◆ **INSTRUCTION**
Copy out lines with the word "avatar" from the material that follows.

'''

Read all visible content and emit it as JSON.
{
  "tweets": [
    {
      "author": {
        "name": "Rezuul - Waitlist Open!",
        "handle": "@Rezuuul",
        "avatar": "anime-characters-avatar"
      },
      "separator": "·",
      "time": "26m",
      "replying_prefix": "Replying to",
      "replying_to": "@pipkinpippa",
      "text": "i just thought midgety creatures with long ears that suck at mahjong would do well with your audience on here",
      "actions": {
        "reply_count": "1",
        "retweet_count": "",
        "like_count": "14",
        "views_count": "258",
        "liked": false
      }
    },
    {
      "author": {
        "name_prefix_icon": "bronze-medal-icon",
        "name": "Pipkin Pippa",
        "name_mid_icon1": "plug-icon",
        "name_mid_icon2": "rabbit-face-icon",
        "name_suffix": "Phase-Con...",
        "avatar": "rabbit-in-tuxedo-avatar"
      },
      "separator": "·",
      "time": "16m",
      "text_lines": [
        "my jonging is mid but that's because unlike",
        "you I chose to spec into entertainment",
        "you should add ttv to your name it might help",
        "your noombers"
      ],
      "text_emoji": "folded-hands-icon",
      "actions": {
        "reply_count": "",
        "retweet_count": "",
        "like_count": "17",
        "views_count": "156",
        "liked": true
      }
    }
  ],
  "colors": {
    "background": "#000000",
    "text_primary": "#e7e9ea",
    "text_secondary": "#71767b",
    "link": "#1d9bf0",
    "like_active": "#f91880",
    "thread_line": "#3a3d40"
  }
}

'''

◆ **EXERCISE RESULT**
        "avatar": "anime-characters-avatar"
        "avatar": "rabbit-in-tuxedo-avatar"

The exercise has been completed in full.